_Extracted material_:
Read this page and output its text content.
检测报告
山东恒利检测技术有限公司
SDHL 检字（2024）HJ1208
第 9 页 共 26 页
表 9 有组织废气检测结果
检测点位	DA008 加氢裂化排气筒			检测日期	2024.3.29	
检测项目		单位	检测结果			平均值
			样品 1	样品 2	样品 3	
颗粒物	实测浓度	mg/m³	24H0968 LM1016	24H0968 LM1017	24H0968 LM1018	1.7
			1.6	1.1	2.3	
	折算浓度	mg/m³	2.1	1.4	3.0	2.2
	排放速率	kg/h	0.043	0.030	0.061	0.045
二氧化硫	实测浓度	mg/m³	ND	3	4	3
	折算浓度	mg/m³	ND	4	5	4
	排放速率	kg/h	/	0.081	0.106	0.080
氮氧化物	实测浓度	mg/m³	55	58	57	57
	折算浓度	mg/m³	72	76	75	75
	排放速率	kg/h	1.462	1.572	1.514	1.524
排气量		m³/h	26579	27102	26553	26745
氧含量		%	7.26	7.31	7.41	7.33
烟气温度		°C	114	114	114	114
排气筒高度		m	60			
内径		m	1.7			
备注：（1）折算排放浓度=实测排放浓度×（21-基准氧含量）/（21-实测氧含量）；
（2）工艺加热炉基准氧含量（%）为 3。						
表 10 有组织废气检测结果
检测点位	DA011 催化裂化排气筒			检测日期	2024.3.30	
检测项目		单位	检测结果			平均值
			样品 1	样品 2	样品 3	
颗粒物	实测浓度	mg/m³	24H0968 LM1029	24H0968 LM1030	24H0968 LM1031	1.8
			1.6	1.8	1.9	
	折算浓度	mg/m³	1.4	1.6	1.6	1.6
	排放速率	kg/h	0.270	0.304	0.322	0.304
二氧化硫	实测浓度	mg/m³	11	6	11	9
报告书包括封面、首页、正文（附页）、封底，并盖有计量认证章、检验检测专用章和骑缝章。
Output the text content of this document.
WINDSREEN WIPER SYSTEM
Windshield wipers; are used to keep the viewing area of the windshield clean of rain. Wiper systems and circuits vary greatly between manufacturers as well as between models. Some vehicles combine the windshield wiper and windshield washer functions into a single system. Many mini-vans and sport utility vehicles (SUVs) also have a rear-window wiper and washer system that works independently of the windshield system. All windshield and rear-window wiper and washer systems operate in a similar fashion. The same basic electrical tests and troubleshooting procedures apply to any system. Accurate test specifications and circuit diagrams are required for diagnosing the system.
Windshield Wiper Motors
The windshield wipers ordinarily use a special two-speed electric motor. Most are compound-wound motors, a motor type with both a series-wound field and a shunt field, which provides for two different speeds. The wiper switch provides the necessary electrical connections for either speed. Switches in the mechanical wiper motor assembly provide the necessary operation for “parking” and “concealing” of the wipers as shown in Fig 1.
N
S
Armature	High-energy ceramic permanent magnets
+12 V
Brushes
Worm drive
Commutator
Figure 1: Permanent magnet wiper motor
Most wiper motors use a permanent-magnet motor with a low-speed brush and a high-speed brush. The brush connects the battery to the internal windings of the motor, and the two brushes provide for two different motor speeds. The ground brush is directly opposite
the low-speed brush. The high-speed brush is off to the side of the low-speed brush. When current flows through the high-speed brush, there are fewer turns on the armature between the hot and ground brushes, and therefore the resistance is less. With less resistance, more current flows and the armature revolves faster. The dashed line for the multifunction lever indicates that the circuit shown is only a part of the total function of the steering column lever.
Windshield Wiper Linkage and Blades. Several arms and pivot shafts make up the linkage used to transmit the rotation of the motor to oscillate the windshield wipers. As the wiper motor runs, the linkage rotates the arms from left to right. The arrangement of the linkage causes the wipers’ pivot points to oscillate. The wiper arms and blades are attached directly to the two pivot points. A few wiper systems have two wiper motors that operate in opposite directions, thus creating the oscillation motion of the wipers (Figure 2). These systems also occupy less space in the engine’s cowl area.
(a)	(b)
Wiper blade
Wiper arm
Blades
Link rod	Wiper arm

_Exercise_: Recopy the whole listing exactly.

_Complete answer_:
Read this page and output its text content.
检测报告
山东恒利检测技术有限公司
SDHL 检字（2024）HJ1208
第 9 页 共 26 页
表 9 有组织废气检测结果
检测点位	DA008 加氢裂化排气筒			检测日期	2024.3.29	
检测项目		单位	检测结果			平均值
			样品 1	样品 2	样品 3	
颗粒物	实测浓度	mg/m³	24H0968 LM1016	24H0968 LM1017	24H0968 LM1018	1.7
			1.6	1.1	2.3	
	折算浓度	mg/m³	2.1	1.4	3.0	2.2
	排放速率	kg/h	0.043	0.030	0.061	0.045
二氧化硫	实测浓度	mg/m³	ND	3	4	3
	折算浓度	mg/m³	ND	4	5	4
	排放速率	kg/h	/	0.081	0.106	0.080
氮氧化物	实测浓度	mg/m³	55	58	57	57
	折算浓度	mg/m³	72	76	75	75
	排放速率	kg/h	1.462	1.572	1.514	1.524
排气量		m³/h	26579	27102	26553	26745
氧含量		%	7.26	7.31	7.41	7.33
烟气温度		°C	114	114	114	114
排气筒高度		m	60			
内径		m	1.7			
备注：（1）折算排放浓度=实测排放浓度×（21-基准氧含量）/（21-实测氧含量）；
（2）工艺加热炉基准氧含量（%）为 3。						
表 10 有组织废气检测结果
检测点位	DA011 催化裂化排气筒			检测日期	2024.3.30	
检测项目		单位	检测结果			平均值
			样品 1	样品 2	样品 3	
颗粒物	实测浓度	mg/m³	24H0968 LM1029	24H0968 LM1030	24H0968 LM1031	1.8
			1.6	1.8	1.9	
	折算浓度	mg/m³	1.4	1.6	1.6	1.6
	排放速率	kg/h	0.270	0.304	0.322	0.304
二氧化硫	实测浓度	mg/m³	11	6	11	9
报告书包括封面、首页、正文（附页）、封底，并盖有计量认证章、检验检测专用章和骑缝章。
Output the text content of this document.
WINDSREEN WIPER SYSTEM
Windshield wipers; are used to keep the viewing area of the windshield clean of rain. Wiper systems and circuits vary greatly between manufacturers as well as between models. Some vehicles combine the windshield wiper and windshield washer functions into a single system. Many mini-vans and sport utility vehicles (SUVs) also have a rear-window wiper and washer system that works independently of the windshield system. All windshield and rear-window wiper and washer systems operate in a similar fashion. The same basic electrical tests and troubleshooting procedures apply to any system. Accurate test specifications and circuit diagrams are required for diagnosing the system.
Windshield Wiper Motors
The windshield wipers ordinarily use a special two-speed electric motor. Most are compound-wound motors, a motor type with both a series-wound field and a shunt field, which provides for two different speeds. The wiper switch provides the necessary electrical connections for either speed. Switches in the mechanical wiper motor assembly provide the necessary operation for “parking” and “concealing” of the wipers as shown in Fig 1.
N
S
Armature	High-energy ceramic permanent magnets
+12 V
Brushes
Worm drive
Commutator
Figure 1: Permanent magnet wiper motor
Most wiper motors use a permanent-magnet motor with a low-speed brush and a high-speed brush. The brush connects the battery to the internal windings of the motor, and the two brushes provide for two different motor speeds. The ground brush is directly opposite
the low-speed brush. The high-speed brush is off to the side of the low-speed brush. When current flows through the high-speed brush, there are fewer turns on the armature between the hot and ground brushes, and therefore the resistance is less. With less resistance, more current flows and the armature revolves faster. The dashed line for the multifunction lever indicates that the circuit shown is only a part of the total function of the steering column lever.
Windshield Wiper Linkage and Blades. Several arms and pivot shafts make up the linkage used to transmit the rotation of the motor to oscillate the windshield wipers. As the wiper motor runs, the linkage rotates the arms from left to right. The arrangement of the linkage causes the wipers’ pivot points to oscillate. The wiper arms and blades are attached directly to the two pivot points. A few wiper systems have two wiper motors that operate in opposite directions, thus creating the oscillation motion of the wipers (Figure 2). These systems also occupy less space in the engine’s cowl area.
(a)	(b)
Wiper blade
Wiper arm
Blades
Link rod	Wiper arm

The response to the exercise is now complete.